### Problem to work on
Only lines with the string "variables" matter here; gather them from the material below.

Figure data in JSON
────────────────────────────────────────

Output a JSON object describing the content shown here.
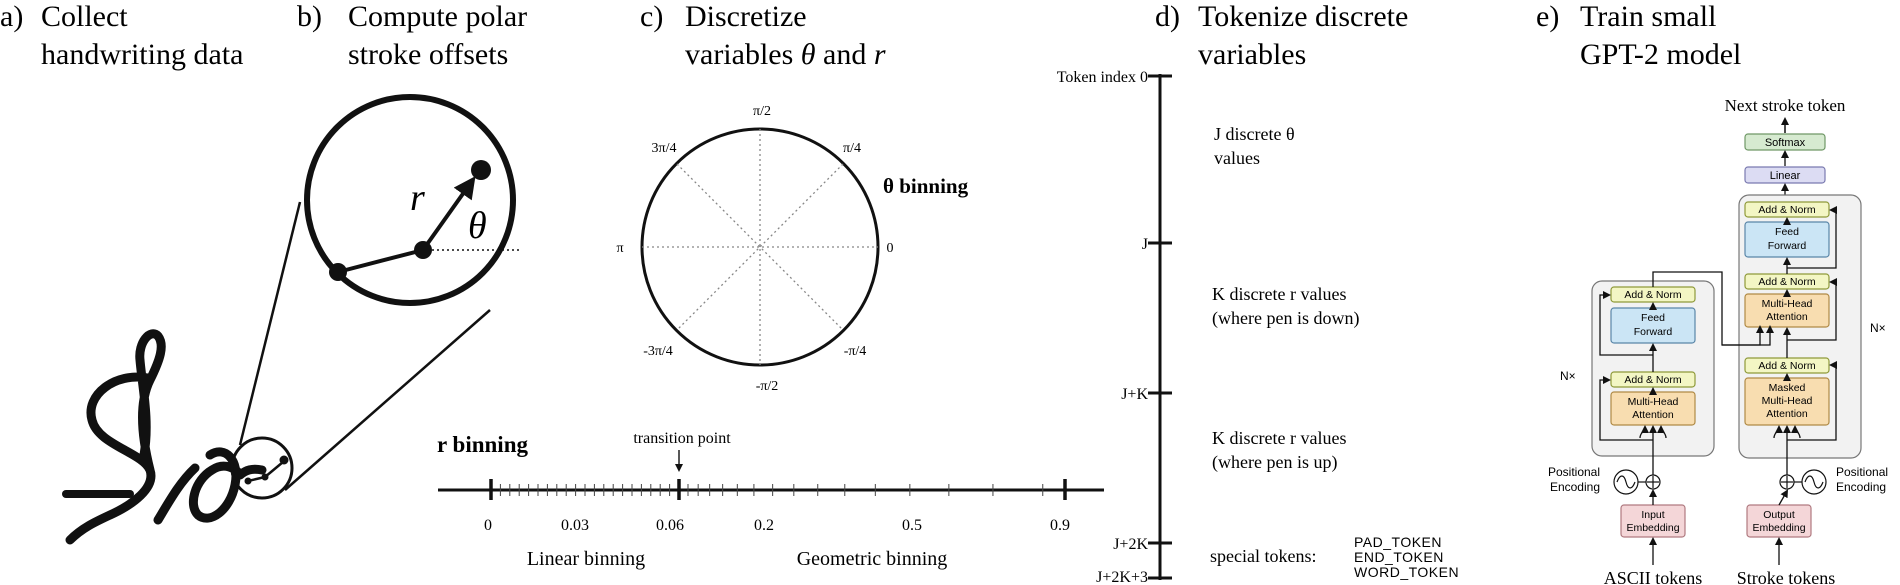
{
  "panels": {
    "a": {
      "label": "a)",
      "title_lines": [
        "Collect",
        "handwriting data"
      ]
    },
    "b": {
      "label": "b)",
      "title_lines": [
        "Compute polar",
        "stroke offsets"
      ],
      "r_symbol": "r",
      "theta_symbol": "θ"
    },
    "c": {
      "label": "c)",
      "title_line1": "Discretize",
      "title_line2_pre": "variables ",
      "title_theta": "θ",
      "title_and": " and ",
      "title_r": "r",
      "theta_binning_label": "θ binning",
      "angle_labels": {
        "pi_2": "π/2",
        "pi_4": "π/4",
        "three_pi_4": "3π/4",
        "pi": "π",
        "zero": "0",
        "neg_pi_4": "-π/4",
        "neg_three_pi_4": "-3π/4",
        "neg_pi_2": "-π/2"
      },
      "r_binning_label": "r binning",
      "transition_label": "transition point",
      "tick_labels": [
        "0",
        "0.03",
        "0.06",
        "0.2",
        "0.5",
        "0.9"
      ],
      "linear_label": "Linear binning",
      "geometric_label": "Geometric binning"
    },
    "d": {
      "label": "d)",
      "title_lines": [
        "Tokenize discrete",
        "variables"
      ],
      "axis_labels": [
        "Token index 0",
        "J",
        "J+K",
        "J+2K",
        "J+2K+3"
      ],
      "group_j": [
        "J discrete θ",
        "values"
      ],
      "group_k_down": [
        "K discrete r values",
        "(where pen is down)"
      ],
      "group_k_up": [
        "K discrete r values",
        "(where pen is up)"
      ],
      "special_label": "special tokens:",
      "special_tokens": [
        "PAD_TOKEN",
        "END_TOKEN",
        "WORD_TOKEN"
      ]
    },
    "e": {
      "label": "e)",
      "title_lines": [
        "Train small",
        "GPT-2 model"
      ],
      "next_token_label": "Next stroke token",
      "softmax": "Softmax",
      "linear": "Linear",
      "add_norm": "Add & Norm",
      "feed_forward": [
        "Feed",
        "Forward"
      ],
      "multi_head": [
        "Multi-Head",
        "Attention"
      ],
      "masked_multi_head": [
        "Masked",
        "Multi-Head",
        "Attention"
      ],
      "input_embedding": [
        "Input",
        "Embedding"
      ],
      "output_embedding": [
        "Output",
        "Embedding"
      ],
      "nx": "N×",
      "positional_encoding": [
        "Positional",
        "Encoding"
      ],
      "ascii_tokens": "ASCII tokens",
      "stroke_tokens": "Stroke tokens"
    }
  },
  "colors": {
    "add_norm_fill": "#f3f6c4",
    "add_norm_stroke": "#8f9a3a",
    "feed_forward_fill": "#cbe5f5",
    "feed_forward_stroke": "#5a86a8",
    "attention_fill": "#f8ddb0",
    "attention_stroke": "#b08a45",
    "embedding_fill": "#f4d6d8",
    "embedding_stroke": "#b07a80",
    "softmax_fill": "#d6ead0",
    "softmax_stroke": "#6f9866",
    "linear_fill": "#dcdcf3",
    "linear_stroke": "#7a7ab0",
    "block_fill": "#f2f2f2",
    "block_stroke": "#777777"
  }
}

────────────────────────────────────────

### The completed task
      "title_line2_pre": "variables ",
        "variables"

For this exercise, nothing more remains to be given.